### EXERCISE DETAILS
Repeat the data below exactly, dropping any pictures it holds.

[Extracted records]
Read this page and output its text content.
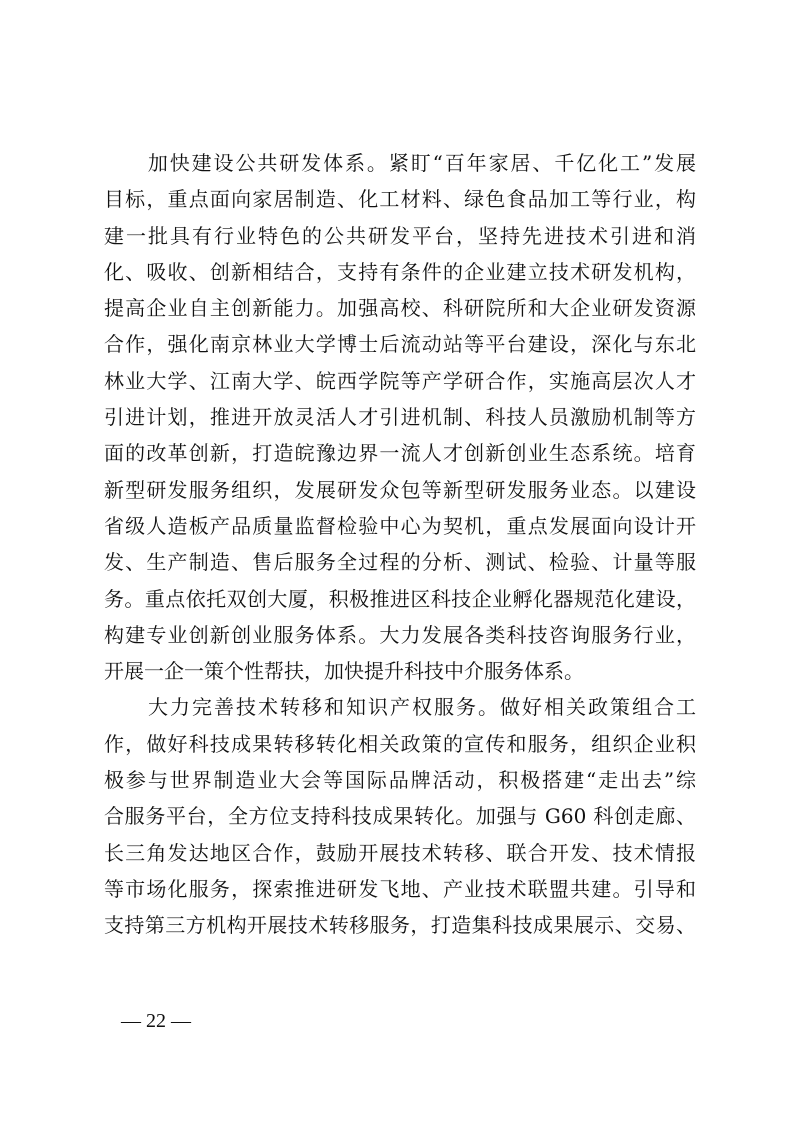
　　加快建设公共研发体系。紧盯“百年家居、千亿化工”发展
目标，重点面向家居制造、化工材料、绿色食品加工等行业，构
建一批具有行业特色的公共研发平台，坚持先进技术引进和消
化、吸收、创新相结合，支持有条件的企业建立技术研发机构，
提高企业自主创新能力。加强高校、科研院所和大企业研发资源
合作，强化南京林业大学博士后流动站等平台建设，深化与东北
林业大学、江南大学、皖西学院等产学研合作，实施高层次人才
引进计划，推进开放灵活人才引进机制、科技人员激励机制等方
面的改革创新，打造皖豫边界一流人才创新创业生态系统。培育
新型研发服务组织，发展研发众包等新型研发服务业态。以建设
省级人造板产品质量监督检验中心为契机，重点发展面向设计开
发、生产制造、售后服务全过程的分析、测试、检验、计量等服
务。重点依托双创大厦，积极推进区科技企业孵化器规范化建设，
构建专业创新创业服务体系。大力发展各类科技咨询服务行业，
开展一企一策个性帮扶，加快提升科技中介服务体系。
　　大力完善技术转移和知识产权服务。做好相关政策组合工
作，做好科技成果转移转化相关政策的宣传和服务，组织企业积
极参与世界制造业大会等国际品牌活动，积极搭建“走出去”综
合服务平台，全方位支持科技成果转化。加强与 G60 科创走廊、
长三角发达地区合作，鼓励开展技术转移、联合开发、技术情报
等市场化服务，探索推进研发飞地、产业技术联盟共建。引导和
支持第三方机构开展技术转移服务，打造集科技成果展示、交易、
— 22 —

### RESULT OF THIS EXERCISE
Read this page and output its text content.
　　加快建设公共研发体系。紧盯“百年家居、千亿化工”发展
目标，重点面向家居制造、化工材料、绿色食品加工等行业，构
建一批具有行业特色的公共研发平台，坚持先进技术引进和消
化、吸收、创新相结合，支持有条件的企业建立技术研发机构，
提高企业自主创新能力。加强高校、科研院所和大企业研发资源
合作，强化南京林业大学博士后流动站等平台建设，深化与东北
林业大学、江南大学、皖西学院等产学研合作，实施高层次人才
引进计划，推进开放灵活人才引进机制、科技人员激励机制等方
面的改革创新，打造皖豫边界一流人才创新创业生态系统。培育
新型研发服务组织，发展研发众包等新型研发服务业态。以建设
省级人造板产品质量监督检验中心为契机，重点发展面向设计开
发、生产制造、售后服务全过程的分析、测试、检验、计量等服
务。重点依托双创大厦，积极推进区科技企业孵化器规范化建设，
构建专业创新创业服务体系。大力发展各类科技咨询服务行业，
开展一企一策个性帮扶，加快提升科技中介服务体系。
　　大力完善技术转移和知识产权服务。做好相关政策组合工
作，做好科技成果转移转化相关政策的宣传和服务，组织企业积
极参与世界制造业大会等国际品牌活动，积极搭建“走出去”综
合服务平台，全方位支持科技成果转化。加强与 G60 科创走廊、
长三角发达地区合作，鼓励开展技术转移、联合开发、技术情报
等市场化服务，探索推进研发飞地、产业技术联盟共建。引导和
支持第三方机构开展技术转移服务，打造集科技成果展示、交易、
— 22 —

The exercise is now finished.